**PROBLEM STATEMENT:** Reproduce this listing in full.

**RECORDS SUPPLIED:**
※

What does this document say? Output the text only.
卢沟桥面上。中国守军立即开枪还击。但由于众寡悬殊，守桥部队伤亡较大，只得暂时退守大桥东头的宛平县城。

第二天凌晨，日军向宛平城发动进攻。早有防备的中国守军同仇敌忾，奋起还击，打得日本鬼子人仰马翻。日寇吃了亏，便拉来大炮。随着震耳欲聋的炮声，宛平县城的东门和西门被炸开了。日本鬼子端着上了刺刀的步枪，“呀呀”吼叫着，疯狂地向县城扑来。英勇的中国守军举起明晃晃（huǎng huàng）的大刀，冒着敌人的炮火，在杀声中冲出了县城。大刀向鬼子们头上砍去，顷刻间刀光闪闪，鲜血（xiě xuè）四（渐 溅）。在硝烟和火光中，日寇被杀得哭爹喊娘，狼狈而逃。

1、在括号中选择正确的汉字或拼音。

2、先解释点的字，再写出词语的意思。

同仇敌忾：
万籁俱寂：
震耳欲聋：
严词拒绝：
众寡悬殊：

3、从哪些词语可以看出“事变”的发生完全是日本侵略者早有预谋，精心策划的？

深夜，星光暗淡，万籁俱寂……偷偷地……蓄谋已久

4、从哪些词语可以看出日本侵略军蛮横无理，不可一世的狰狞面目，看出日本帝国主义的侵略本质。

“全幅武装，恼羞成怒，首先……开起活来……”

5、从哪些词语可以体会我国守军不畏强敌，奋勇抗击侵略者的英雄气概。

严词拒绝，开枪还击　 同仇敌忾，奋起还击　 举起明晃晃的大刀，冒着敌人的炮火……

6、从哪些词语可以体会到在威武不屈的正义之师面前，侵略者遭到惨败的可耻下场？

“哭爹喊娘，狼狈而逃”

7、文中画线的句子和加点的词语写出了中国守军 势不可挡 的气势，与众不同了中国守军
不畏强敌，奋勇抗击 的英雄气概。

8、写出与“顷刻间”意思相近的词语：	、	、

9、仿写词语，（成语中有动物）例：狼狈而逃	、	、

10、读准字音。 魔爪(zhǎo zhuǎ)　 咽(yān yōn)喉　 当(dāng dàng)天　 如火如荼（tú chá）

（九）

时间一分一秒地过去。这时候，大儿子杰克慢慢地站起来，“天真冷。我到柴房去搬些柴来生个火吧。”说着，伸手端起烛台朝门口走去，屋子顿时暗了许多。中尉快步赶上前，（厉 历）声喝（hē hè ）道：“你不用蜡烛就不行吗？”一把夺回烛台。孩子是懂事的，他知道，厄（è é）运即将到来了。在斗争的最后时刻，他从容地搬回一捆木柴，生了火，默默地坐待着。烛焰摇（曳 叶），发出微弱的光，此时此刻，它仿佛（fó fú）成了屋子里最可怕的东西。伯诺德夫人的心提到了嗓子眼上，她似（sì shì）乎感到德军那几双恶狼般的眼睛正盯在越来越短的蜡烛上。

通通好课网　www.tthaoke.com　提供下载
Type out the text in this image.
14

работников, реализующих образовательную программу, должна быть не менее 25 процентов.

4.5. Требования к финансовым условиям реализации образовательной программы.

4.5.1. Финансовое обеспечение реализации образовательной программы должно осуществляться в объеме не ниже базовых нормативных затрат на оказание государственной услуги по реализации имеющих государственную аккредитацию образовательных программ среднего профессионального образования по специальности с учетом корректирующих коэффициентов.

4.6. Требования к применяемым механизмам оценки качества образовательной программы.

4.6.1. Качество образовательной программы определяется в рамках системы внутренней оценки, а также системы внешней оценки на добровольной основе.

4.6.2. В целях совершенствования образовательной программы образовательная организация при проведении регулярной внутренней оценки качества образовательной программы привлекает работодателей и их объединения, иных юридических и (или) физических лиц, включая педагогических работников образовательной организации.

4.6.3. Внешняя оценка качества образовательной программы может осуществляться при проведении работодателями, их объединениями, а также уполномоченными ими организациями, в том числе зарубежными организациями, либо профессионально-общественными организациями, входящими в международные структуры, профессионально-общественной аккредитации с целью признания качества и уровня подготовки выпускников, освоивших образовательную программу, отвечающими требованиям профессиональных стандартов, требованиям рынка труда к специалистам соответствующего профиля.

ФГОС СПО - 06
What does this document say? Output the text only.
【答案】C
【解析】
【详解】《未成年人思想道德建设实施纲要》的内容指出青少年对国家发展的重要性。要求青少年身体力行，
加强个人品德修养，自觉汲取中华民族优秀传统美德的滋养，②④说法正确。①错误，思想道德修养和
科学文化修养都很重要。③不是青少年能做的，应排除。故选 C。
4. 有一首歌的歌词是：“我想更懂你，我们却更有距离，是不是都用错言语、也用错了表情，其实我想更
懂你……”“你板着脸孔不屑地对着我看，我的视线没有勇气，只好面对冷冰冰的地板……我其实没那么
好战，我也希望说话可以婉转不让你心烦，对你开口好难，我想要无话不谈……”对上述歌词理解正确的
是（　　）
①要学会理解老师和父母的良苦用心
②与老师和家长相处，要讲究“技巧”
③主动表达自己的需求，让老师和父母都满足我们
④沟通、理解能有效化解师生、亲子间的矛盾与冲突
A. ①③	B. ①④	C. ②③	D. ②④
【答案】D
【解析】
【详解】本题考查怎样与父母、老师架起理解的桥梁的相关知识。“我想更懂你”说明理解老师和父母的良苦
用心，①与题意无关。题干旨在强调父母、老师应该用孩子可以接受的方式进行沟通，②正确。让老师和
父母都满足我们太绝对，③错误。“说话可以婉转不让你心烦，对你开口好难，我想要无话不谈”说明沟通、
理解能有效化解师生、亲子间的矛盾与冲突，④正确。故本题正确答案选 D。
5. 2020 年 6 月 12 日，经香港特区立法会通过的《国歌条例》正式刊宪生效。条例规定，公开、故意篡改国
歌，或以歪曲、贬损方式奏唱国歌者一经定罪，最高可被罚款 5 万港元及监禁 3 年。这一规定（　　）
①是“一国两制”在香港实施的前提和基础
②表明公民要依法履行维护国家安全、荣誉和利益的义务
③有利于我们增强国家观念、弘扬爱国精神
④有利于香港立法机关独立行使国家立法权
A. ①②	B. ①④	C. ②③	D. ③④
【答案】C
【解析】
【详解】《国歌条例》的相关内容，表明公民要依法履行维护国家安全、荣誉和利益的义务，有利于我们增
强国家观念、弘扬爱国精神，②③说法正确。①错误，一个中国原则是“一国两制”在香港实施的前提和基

※

**EXPECTED ANSWER:**
What does this document say? Output the text only.
卢沟桥面上。中国守军立即开枪还击。但由于众寡悬殊，守桥部队伤亡较大，只得暂时退守大桥东头的宛平县城。

第二天凌晨，日军向宛平城发动进攻。早有防备的中国守军同仇敌忾，奋起还击，打得日本鬼子人仰马翻。日寇吃了亏，便拉来大炮。随着震耳欲聋的炮声，宛平县城的东门和西门被炸开了。日本鬼子端着上了刺刀的步枪，“呀呀”吼叫着，疯狂地向县城扑来。英勇的中国守军举起明晃晃（huǎng huàng）的大刀，冒着敌人的炮火，在杀声中冲出了县城。大刀向鬼子们头上砍去，顷刻间刀光闪闪，鲜血（xiě xuè）四（渐 溅）。在硝烟和火光中，日寇被杀得哭爹喊娘，狼狈而逃。

1、在括号中选择正确的汉字或拼音。

2、先解释点的字，再写出词语的意思。

同仇敌忾：
万籁俱寂：
震耳欲聋：
严词拒绝：
众寡悬殊：

3、从哪些词语可以看出“事变”的发生完全是日本侵略者早有预谋，精心策划的？

深夜，星光暗淡，万籁俱寂……偷偷地……蓄谋已久

4、从哪些词语可以看出日本侵略军蛮横无理，不可一世的狰狞面目，看出日本帝国主义的侵略本质。

“全幅武装，恼羞成怒，首先……开起活来……”

5、从哪些词语可以体会我国守军不畏强敌，奋勇抗击侵略者的英雄气概。

严词拒绝，开枪还击　 同仇敌忾，奋起还击　 举起明晃晃的大刀，冒着敌人的炮火……

6、从哪些词语可以体会到在威武不屈的正义之师面前，侵略者遭到惨败的可耻下场？

“哭爹喊娘，狼狈而逃”

7、文中画线的句子和加点的词语写出了中国守军 势不可挡 的气势，与众不同了中国守军
不畏强敌，奋勇抗击 的英雄气概。

8、写出与“顷刻间”意思相近的词语：	、	、

9、仿写词语，（成语中有动物）例：狼狈而逃	、	、

10、读准字音。 魔爪(zhǎo zhuǎ)　 咽(yān yōn)喉　 当(dāng dàng)天　 如火如荼（tú chá）

（九）

时间一分一秒地过去。这时候，大儿子杰克慢慢地站起来，“天真冷。我到柴房去搬些柴来生个火吧。”说着，伸手端起烛台朝门口走去，屋子顿时暗了许多。中尉快步赶上前，（厉 历）声喝（hē hè ）道：“你不用蜡烛就不行吗？”一把夺回烛台。孩子是懂事的，他知道，厄（è é）运即将到来了。在斗争的最后时刻，他从容地搬回一捆木柴，生了火，默默地坐待着。烛焰摇（曳 叶），发出微弱的光，此时此刻，它仿佛（fó fú）成了屋子里最可怕的东西。伯诺德夫人的心提到了嗓子眼上，她似（sì shì）乎感到德军那几双恶狼般的眼睛正盯在越来越短的蜡烛上。

通通好课网　www.tthaoke.com　提供下载
Type out the text in this image.
14

работников, реализующих образовательную программу, должна быть не менее 25 процентов.

4.5. Требования к финансовым условиям реализации образовательной программы.

4.5.1. Финансовое обеспечение реализации образовательной программы должно осуществляться в объеме не ниже базовых нормативных затрат на оказание государственной услуги по реализации имеющих государственную аккредитацию образовательных программ среднего профессионального образования по специальности с учетом корректирующих коэффициентов.

4.6. Требования к применяемым механизмам оценки качества образовательной программы.

4.6.1. Качество образовательной программы определяется в рамках системы внутренней оценки, а также системы внешней оценки на добровольной основе.

4.6.2. В целях совершенствования образовательной программы образовательная организация при проведении регулярной внутренней оценки качества образовательной программы привлекает работодателей и их объединения, иных юридических и (или) физических лиц, включая педагогических работников образовательной организации.

4.6.3. Внешняя оценка качества образовательной программы может осуществляться при проведении работодателями, их объединениями, а также уполномоченными ими организациями, в том числе зарубежными организациями, либо профессионально-общественными организациями, входящими в международные структуры, профессионально-общественной аккредитации с целью признания качества и уровня подготовки выпускников, освоивших образовательную программу, отвечающими требованиям профессиональных стандартов, требованиям рынка труда к специалистам соответствующего профиля.

ФГОС СПО - 06
What does this document say? Output the text only.
【答案】C
【解析】
【详解】《未成年人思想道德建设实施纲要》的内容指出青少年对国家发展的重要性。要求青少年身体力行，
加强个人品德修养，自觉汲取中华民族优秀传统美德的滋养，②④说法正确。①错误，思想道德修养和
科学文化修养都很重要。③不是青少年能做的，应排除。故选 C。
4. 有一首歌的歌词是：“我想更懂你，我们却更有距离，是不是都用错言语、也用错了表情，其实我想更
懂你……”“你板着脸孔不屑地对着我看，我的视线没有勇气，只好面对冷冰冰的地板……我其实没那么
好战，我也希望说话可以婉转不让你心烦，对你开口好难，我想要无话不谈……”对上述歌词理解正确的
是（　　）
①要学会理解老师和父母的良苦用心
②与老师和家长相处，要讲究“技巧”
③主动表达自己的需求，让老师和父母都满足我们
④沟通、理解能有效化解师生、亲子间的矛盾与冲突
A. ①③	B. ①④	C. ②③	D. ②④
【答案】D
【解析】
【详解】本题考查怎样与父母、老师架起理解的桥梁的相关知识。“我想更懂你”说明理解老师和父母的良苦
用心，①与题意无关。题干旨在强调父母、老师应该用孩子可以接受的方式进行沟通，②正确。让老师和
父母都满足我们太绝对，③错误。“说话可以婉转不让你心烦，对你开口好难，我想要无话不谈”说明沟通、
理解能有效化解师生、亲子间的矛盾与冲突，④正确。故本题正确答案选 D。
5. 2020 年 6 月 12 日，经香港特区立法会通过的《国歌条例》正式刊宪生效。条例规定，公开、故意篡改国
歌，或以歪曲、贬损方式奏唱国歌者一经定罪，最高可被罚款 5 万港元及监禁 3 年。这一规定（　　）
①是“一国两制”在香港实施的前提和基础
②表明公民要依法履行维护国家安全、荣誉和利益的义务
③有利于我们增强国家观念、弘扬爱国精神
④有利于香港立法机关独立行使国家立法权
A. ①②	B. ①④	C. ②③	D. ③④
【答案】C
【解析】
【详解】《国歌条例》的相关内容，表明公民要依法履行维护国家安全、荣誉和利益的义务，有利于我们增
强国家观念、弘扬爱国精神，②③说法正确。①错误，一个中国原则是“一国两制”在香港实施的前提和基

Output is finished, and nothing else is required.